• EXERCISE AIM:
Write out every record in full, exactly as written, please.

-- start --

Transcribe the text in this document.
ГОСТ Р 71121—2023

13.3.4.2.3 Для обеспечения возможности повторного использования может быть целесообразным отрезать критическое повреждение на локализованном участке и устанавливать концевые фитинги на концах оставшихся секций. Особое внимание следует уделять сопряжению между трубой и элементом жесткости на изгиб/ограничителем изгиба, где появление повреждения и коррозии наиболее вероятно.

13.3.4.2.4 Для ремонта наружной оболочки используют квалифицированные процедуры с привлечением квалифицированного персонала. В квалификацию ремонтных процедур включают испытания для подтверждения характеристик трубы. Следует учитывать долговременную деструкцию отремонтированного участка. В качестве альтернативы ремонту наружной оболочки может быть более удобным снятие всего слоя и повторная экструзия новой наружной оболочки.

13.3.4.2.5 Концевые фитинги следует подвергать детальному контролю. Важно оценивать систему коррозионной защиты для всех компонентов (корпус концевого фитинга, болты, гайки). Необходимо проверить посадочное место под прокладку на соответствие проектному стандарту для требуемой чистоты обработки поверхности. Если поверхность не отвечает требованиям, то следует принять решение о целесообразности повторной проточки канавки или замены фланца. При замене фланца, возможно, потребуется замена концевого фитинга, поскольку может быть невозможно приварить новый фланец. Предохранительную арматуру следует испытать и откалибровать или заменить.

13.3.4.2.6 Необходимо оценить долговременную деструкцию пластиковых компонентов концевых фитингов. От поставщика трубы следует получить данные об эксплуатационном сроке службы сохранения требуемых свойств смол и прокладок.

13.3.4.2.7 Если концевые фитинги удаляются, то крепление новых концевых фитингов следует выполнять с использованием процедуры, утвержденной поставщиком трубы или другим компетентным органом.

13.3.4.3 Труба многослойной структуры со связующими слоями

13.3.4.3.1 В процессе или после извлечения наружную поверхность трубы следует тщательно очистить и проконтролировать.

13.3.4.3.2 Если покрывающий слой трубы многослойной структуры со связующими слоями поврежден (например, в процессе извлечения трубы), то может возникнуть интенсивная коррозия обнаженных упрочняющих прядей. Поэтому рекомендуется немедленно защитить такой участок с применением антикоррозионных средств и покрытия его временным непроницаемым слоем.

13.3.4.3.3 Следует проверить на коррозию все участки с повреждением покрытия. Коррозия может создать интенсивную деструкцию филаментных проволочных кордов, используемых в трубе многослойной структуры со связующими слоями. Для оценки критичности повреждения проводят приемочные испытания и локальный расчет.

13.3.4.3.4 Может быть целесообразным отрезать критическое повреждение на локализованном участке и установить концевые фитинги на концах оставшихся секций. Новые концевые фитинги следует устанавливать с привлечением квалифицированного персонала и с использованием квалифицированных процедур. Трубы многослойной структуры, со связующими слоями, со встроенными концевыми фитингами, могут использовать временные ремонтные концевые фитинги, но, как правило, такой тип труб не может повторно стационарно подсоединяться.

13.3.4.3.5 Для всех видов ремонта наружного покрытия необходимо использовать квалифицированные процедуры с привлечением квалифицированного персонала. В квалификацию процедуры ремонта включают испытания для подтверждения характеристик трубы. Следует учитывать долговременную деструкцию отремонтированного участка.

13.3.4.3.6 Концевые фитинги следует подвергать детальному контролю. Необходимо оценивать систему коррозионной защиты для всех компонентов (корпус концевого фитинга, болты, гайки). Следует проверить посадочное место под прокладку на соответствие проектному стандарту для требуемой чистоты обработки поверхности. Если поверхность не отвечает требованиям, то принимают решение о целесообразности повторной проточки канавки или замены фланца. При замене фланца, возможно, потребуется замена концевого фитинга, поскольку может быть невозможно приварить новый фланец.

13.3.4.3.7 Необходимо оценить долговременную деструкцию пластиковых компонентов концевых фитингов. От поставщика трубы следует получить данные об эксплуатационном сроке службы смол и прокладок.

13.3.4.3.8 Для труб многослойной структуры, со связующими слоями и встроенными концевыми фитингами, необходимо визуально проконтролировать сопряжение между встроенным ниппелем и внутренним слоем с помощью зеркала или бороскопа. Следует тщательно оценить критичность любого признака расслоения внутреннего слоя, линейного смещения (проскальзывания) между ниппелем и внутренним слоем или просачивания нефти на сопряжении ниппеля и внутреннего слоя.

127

-- end --

• SOLUTION TO THE EXERCISE:
Transcribe the text in this document.
ГОСТ Р 71121—2023

13.3.4.2.3 Для обеспечения возможности повторного использования может быть целесообразным отрезать критическое повреждение на локализованном участке и устанавливать концевые фитинги на концах оставшихся секций. Особое внимание следует уделять сопряжению между трубой и элементом жесткости на изгиб/ограничителем изгиба, где появление повреждения и коррозии наиболее вероятно.

13.3.4.2.4 Для ремонта наружной оболочки используют квалифицированные процедуры с привлечением квалифицированного персонала. В квалификацию ремонтных процедур включают испытания для подтверждения характеристик трубы. Следует учитывать долговременную деструкцию отремонтированного участка. В качестве альтернативы ремонту наружной оболочки может быть более удобным снятие всего слоя и повторная экструзия новой наружной оболочки.

13.3.4.2.5 Концевые фитинги следует подвергать детальному контролю. Важно оценивать систему коррозионной защиты для всех компонентов (корпус концевого фитинга, болты, гайки). Необходимо проверить посадочное место под прокладку на соответствие проектному стандарту для требуемой чистоты обработки поверхности. Если поверхность не отвечает требованиям, то следует принять решение о целесообразности повторной проточки канавки или замены фланца. При замене фланца, возможно, потребуется замена концевого фитинга, поскольку может быть невозможно приварить новый фланец. Предохранительную арматуру следует испытать и откалибровать или заменить.

13.3.4.2.6 Необходимо оценить долговременную деструкцию пластиковых компонентов концевых фитингов. От поставщика трубы следует получить данные об эксплуатационном сроке службы сохранения требуемых свойств смол и прокладок.

13.3.4.2.7 Если концевые фитинги удаляются, то крепление новых концевых фитингов следует выполнять с использованием процедуры, утвержденной поставщиком трубы или другим компетентным органом.

13.3.4.3 Труба многослойной структуры со связующими слоями

13.3.4.3.1 В процессе или после извлечения наружную поверхность трубы следует тщательно очистить и проконтролировать.

13.3.4.3.2 Если покрывающий слой трубы многослойной структуры со связующими слоями поврежден (например, в процессе извлечения трубы), то может возникнуть интенсивная коррозия обнаженных упрочняющих прядей. Поэтому рекомендуется немедленно защитить такой участок с применением антикоррозионных средств и покрытия его временным непроницаемым слоем.

13.3.4.3.3 Следует проверить на коррозию все участки с повреждением покрытия. Коррозия может создать интенсивную деструкцию филаментных проволочных кордов, используемых в трубе многослойной структуры со связующими слоями. Для оценки критичности повреждения проводят приемочные испытания и локальный расчет.

13.3.4.3.4 Может быть целесообразным отрезать критическое повреждение на локализованном участке и установить концевые фитинги на концах оставшихся секций. Новые концевые фитинги следует устанавливать с привлечением квалифицированного персонала и с использованием квалифицированных процедур. Трубы многослойной структуры, со связующими слоями, со встроенными концевыми фитингами, могут использовать временные ремонтные концевые фитинги, но, как правило, такой тип труб не может повторно стационарно подсоединяться.

13.3.4.3.5 Для всех видов ремонта наружного покрытия необходимо использовать квалифицированные процедуры с привлечением квалифицированного персонала. В квалификацию процедуры ремонта включают испытания для подтверждения характеристик трубы. Следует учитывать долговременную деструкцию отремонтированного участка.

13.3.4.3.6 Концевые фитинги следует подвергать детальному контролю. Необходимо оценивать систему коррозионной защиты для всех компонентов (корпус концевого фитинга, болты, гайки). Следует проверить посадочное место под прокладку на соответствие проектному стандарту для требуемой чистоты обработки поверхности. Если поверхность не отвечает требованиям, то принимают решение о целесообразности повторной проточки канавки или замены фланца. При замене фланца, возможно, потребуется замена концевого фитинга, поскольку может быть невозможно приварить новый фланец.

13.3.4.3.7 Необходимо оценить долговременную деструкцию пластиковых компонентов концевых фитингов. От поставщика трубы следует получить данные об эксплуатационном сроке службы смол и прокладок.

13.3.4.3.8 Для труб многослойной структуры, со связующими слоями и встроенными концевыми фитингами, необходимо визуально проконтролировать сопряжение между встроенным ниппелем и внутренним слоем с помощью зеркала или бороскопа. Следует тщательно оценить критичность любого признака расслоения внутреннего слоя, линейного смещения (проскальзывания) между ниппелем и внутренним слоем или просачивания нефти на сопряжении ниппеля и внутреннего слоя.

127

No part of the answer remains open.